== Text passage ==
- First tankōbon volume cover, featuring Shinji Itō (left) and Takashi Mitsuhashi

今日から俺は!!
- Genre: Comedy,; Yankī;
- Written by: Hiroyuki Nishimori
- Published by: Shogakukan
- Imprint: Shōnen Sunday Comics
- Magazine: Shōnen Sunday Zōkan (1988–1990); Weekly Shōnen Sunday (1990–1997);
- Original run: September 10, 1988 – November 5, 1997
- Volumes: 38
- Directed by: Takeshi Mori; Masami Annō;
- Studio: Pierrot
- Released: April 1, 1993 – December 21, 1997
- Runtime: 50 minutes (each)
- Episodes: 10
- Directed by: Tsutomu Kashima
- Released: February 19, 1994
- Runtime: 93 minutes
- Directed by: Yuichi Fukuda
- Written by: Yuichi Fukuda
- Music by: Eiji Segawa
- Original network: Nippon TV
- Original run: October 14, 2018 – December 16, 2018
- Episodes: 10

Yūsha Sagawa to Ano Futari-hen
- Written by: Hiroyuki Nishimori
- Published by: Shogakukan
- Imprint: Shōnen Sunday Comics Special
- Magazine: Shōnen Sunday S
- Original run: November 24, 2018 – February 25, 2019
- Volumes: 1
- Directed by: Yuichi Fukuda
- Written by: Yuichi Fukuda
- Music by: Eiji Segawa
- Studio: Toho
- Released: July 17, 2020
- Runtime: 94 minutes
- Anime and manga portal

= Kyō Kara Ore Wa!! =

Japanese manga series by Hiroyuki Nishimori and its adaptations

 (今日から俺は!!, Kyō Kara Ore Wa!!) is a Japanese manga series written and illustrated by Hiroyuki Nishimori. It was initially published in Shogakukan's shōnen manga magazine Shōnen Sunday Zōkan, running monthly from September 1988 to August 1990. The series was then transferred to Weekly Shōnen Sunday and serialized from September 1990 to November 1997. Its chapters were collected in 38 tankōbon volumes. A four-chapter manga sequel, titled Kyō Kara Ore wa!!: Yūsha Sagawa to Ano Futari-hen, was serialized in Shōnen Sunday S from November 2018 to February 2019 and collected in a single tankōbon volume.

Kyō Kara Ore Wa!! was adapted into a 10-episode original video animation (OVA) series by Pierrot, released from April 1993 to December 1997. The series also spawned a V-Cinema direct-to-video live-action series launched from 1993 to 1997, and a live-action film, featuring the same cast and staff from the V-Cinema series, premiered in February 1994. A Japanese television drama adaptation was broadcast on Nippon Television in 2018, and a live-action film, featuring the same cast and staff from the drama, premiered in July 2020.

By March 2018, the Kyō Kara Ore Wa!! manga had over 40 million copies in circulation.

==Story==
Two boys, Takashi Mitsuhashi and Shinji Itō, meet each other at a salon. It turns out both boys are transferring to a new school and they decide to take the opportunity to reinvent themselves, to no longer be the run-of-the-mill high school students they used to be, and become the greatest delinquents in Japan.

==Characters==
===Nanyou High===
- Takashi Mitsuhashi (三橋 貴志, Mitsuhashi Takashi)

== Records to use ==
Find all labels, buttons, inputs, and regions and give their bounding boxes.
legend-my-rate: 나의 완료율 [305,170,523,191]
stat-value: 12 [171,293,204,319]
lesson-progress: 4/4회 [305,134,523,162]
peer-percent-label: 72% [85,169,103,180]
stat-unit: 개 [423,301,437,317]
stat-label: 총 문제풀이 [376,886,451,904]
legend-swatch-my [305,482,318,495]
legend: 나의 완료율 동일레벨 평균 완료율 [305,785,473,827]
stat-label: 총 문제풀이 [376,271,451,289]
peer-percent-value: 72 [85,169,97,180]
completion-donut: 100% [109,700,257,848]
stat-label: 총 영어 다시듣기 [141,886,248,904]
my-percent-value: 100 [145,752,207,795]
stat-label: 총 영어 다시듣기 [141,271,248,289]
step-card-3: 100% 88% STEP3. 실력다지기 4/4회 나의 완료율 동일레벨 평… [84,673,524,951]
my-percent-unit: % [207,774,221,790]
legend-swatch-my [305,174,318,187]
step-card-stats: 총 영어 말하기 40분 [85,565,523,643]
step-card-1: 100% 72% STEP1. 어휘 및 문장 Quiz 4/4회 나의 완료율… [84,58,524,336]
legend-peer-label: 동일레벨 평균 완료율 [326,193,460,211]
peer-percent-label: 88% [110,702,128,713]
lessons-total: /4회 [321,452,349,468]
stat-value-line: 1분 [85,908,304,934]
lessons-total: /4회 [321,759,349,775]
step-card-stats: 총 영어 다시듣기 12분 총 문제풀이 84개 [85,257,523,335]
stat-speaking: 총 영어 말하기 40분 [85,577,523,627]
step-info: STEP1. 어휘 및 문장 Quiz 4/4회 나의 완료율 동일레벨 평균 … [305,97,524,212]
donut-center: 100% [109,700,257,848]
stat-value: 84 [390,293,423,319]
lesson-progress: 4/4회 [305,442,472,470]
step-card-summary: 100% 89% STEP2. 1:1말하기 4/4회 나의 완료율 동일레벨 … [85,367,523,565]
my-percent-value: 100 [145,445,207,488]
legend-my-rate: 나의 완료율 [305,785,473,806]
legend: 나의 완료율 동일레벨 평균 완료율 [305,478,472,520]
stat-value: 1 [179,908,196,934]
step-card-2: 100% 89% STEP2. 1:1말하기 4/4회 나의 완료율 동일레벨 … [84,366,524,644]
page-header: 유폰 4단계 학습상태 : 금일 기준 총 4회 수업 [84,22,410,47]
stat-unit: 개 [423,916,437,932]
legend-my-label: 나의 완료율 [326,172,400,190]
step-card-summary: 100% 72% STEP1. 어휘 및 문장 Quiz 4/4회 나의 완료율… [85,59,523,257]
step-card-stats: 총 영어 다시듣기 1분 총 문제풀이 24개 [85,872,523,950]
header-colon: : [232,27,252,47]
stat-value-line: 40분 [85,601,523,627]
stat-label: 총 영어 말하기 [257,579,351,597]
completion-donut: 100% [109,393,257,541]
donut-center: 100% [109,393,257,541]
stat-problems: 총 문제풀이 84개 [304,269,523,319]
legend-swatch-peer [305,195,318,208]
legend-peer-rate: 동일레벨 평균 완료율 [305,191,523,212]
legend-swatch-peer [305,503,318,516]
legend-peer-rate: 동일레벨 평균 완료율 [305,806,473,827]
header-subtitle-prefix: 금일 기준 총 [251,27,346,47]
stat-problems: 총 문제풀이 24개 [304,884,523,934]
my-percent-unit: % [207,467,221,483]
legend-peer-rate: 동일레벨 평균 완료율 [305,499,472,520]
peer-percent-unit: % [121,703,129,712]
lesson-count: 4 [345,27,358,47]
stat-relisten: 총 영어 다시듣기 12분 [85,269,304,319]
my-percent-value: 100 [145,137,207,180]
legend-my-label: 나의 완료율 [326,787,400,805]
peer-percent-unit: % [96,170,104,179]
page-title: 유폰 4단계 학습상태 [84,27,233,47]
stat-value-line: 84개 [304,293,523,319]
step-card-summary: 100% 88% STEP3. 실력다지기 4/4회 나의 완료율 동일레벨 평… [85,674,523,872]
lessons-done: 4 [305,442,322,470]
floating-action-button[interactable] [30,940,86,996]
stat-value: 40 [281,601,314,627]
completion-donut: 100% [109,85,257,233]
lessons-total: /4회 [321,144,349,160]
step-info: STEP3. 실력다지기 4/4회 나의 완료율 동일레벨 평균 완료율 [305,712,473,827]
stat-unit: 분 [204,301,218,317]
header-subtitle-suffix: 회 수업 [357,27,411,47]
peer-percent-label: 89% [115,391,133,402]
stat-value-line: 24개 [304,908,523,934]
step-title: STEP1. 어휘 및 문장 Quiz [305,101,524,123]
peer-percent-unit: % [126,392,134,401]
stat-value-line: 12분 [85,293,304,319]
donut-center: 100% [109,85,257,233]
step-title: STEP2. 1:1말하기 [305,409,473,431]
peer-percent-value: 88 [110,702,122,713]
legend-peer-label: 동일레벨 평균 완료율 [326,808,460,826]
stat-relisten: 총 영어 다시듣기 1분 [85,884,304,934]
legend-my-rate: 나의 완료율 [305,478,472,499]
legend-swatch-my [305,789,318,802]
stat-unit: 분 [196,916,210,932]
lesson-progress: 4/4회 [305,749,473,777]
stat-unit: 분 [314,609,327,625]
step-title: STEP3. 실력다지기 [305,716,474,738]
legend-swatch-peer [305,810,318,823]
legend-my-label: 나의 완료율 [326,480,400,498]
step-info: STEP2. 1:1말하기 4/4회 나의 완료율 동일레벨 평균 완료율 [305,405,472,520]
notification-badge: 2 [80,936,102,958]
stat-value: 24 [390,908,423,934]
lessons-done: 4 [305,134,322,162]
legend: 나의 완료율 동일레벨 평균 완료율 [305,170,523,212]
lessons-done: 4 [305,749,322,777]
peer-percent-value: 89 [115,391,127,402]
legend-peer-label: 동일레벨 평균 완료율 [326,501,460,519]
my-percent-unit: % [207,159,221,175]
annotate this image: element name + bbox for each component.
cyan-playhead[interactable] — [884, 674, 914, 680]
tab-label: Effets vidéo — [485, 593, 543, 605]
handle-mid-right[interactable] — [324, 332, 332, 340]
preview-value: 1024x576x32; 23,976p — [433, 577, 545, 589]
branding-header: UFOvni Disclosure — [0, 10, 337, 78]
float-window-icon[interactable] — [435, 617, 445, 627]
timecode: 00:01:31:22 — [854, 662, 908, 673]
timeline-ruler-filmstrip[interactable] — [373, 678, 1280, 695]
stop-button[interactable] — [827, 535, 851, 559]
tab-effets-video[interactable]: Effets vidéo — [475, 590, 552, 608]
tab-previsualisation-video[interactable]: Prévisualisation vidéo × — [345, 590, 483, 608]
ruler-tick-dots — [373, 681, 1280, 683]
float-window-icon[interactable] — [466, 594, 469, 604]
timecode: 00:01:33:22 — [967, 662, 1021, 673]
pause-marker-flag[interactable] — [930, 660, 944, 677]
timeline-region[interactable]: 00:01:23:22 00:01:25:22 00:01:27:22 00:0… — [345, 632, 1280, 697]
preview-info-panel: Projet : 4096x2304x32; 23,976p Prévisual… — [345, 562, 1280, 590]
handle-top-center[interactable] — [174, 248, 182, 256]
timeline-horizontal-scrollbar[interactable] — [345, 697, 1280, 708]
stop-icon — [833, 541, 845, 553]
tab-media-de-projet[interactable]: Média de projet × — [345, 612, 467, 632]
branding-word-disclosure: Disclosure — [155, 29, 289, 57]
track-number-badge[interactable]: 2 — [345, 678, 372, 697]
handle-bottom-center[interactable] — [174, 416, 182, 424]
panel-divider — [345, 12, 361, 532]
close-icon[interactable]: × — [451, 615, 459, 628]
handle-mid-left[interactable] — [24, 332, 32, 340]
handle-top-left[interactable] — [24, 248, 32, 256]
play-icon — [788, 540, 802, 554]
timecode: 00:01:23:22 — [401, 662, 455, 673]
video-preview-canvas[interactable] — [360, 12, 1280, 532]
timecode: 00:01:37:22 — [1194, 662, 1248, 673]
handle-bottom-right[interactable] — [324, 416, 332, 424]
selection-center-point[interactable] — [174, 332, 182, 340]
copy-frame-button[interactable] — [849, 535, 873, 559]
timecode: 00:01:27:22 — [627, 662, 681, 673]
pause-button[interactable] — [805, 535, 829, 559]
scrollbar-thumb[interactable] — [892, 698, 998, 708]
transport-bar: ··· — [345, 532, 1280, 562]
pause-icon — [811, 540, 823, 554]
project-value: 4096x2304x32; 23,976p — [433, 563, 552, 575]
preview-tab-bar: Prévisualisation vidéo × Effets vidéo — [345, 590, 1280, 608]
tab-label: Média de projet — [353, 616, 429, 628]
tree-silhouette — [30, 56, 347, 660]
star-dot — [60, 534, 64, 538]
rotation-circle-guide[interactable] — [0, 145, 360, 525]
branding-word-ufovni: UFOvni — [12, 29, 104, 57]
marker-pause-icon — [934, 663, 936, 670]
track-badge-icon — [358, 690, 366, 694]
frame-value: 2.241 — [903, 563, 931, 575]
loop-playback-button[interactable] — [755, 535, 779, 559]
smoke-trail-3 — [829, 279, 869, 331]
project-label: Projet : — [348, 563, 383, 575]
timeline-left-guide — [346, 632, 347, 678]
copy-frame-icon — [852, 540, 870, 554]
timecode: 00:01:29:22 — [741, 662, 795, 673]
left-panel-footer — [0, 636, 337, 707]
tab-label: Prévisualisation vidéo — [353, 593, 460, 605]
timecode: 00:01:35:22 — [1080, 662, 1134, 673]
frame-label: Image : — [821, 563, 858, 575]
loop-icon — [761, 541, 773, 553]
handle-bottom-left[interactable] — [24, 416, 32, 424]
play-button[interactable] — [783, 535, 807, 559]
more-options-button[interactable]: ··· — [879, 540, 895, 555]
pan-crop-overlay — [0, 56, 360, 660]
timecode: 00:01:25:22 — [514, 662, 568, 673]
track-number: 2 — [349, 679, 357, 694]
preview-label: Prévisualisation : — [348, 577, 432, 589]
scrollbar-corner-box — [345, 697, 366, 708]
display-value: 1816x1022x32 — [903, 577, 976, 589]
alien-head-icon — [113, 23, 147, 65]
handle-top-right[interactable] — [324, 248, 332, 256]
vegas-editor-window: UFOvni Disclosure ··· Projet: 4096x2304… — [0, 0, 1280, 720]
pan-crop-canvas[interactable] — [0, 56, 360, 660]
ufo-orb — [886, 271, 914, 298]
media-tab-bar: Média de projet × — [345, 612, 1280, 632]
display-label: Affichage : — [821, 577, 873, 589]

== Exercise task 1 ==
Print the rows exactly as they appear, from the first row through the row that contains "my-percent-value: 100 [145,752,207,795]", both included, and nothing else.
== Exercise task 2 ==
Pick up the Kyō Kara Ore Wa!! article where it stops and keep writing it.
The article and the rows are two separate pieces of material.

== Written reply 1 ==
Find all labels, buttons, inputs, and regions and give their bounding boxes.
legend-my-rate: 나의 완료율 [305,170,523,191]
stat-value: 12 [171,293,204,319]
lesson-progress: 4/4회 [305,134,523,162]
peer-percent-label: 72% [85,169,103,180]
stat-unit: 개 [423,301,437,317]
stat-label: 총 문제풀이 [376,886,451,904]
legend-swatch-my [305,482,318,495]
legend: 나의 완료율 동일레벨 평균 완료율 [305,785,473,827]
stat-label: 총 문제풀이 [376,271,451,289]
peer-percent-value: 72 [85,169,97,180]
completion-donut: 100% [109,700,257,848]
stat-label: 총 영어 다시듣기 [141,886,248,904]
my-percent-value: 100 [145,752,207,795]

== Written reply 2 ==
A sly high school student. He gave up his ordinary school life and decided to "become a delinquent from today on", after moving to his new home in Chiba. Being a very athletic person, he used his talent for the sole purpose of brawling and actually becomes a real delinquent. To make his appearance more noticeable, he dyed his hair blond. Being the most self-centered person in the story, his own safety comes before anyone else's, he often sacrifices his "friends" for his cause. He is greedy and cunning. Although, beneath his devilish personality lies a softer side, which shows from time to time, especially when he is angry. His fighting style is based around his speed, as he dodges most attacks, becoming surprised whenever he is forced to block due to being faster than most of the people he encounters. His love interest is Riko Akasaka.
- Shinji Itō (伊藤 真司, Itō Shinji)

A complete reversal of Mitsuhashi, Itō is the kind of righteous person fighting for justice. Just like Mitsuhashi, Itō got transferred to Nan High's first year. Like his personality, his fighting style is also the opposite of Mitsuhashi's; he is incredibly tough and often stands up from any beating, even in the bleakest of situations. While he may be as strong as Mitsuhashi, Itō is beat up much more often than Mitsuhashi due to often sacrificing himself to protect others as well as fighting fair in unfair situations or against numerous opponents. Due to helping her, he wins the affection of Kyōko, an ex-delinquent girl, at the start of the series.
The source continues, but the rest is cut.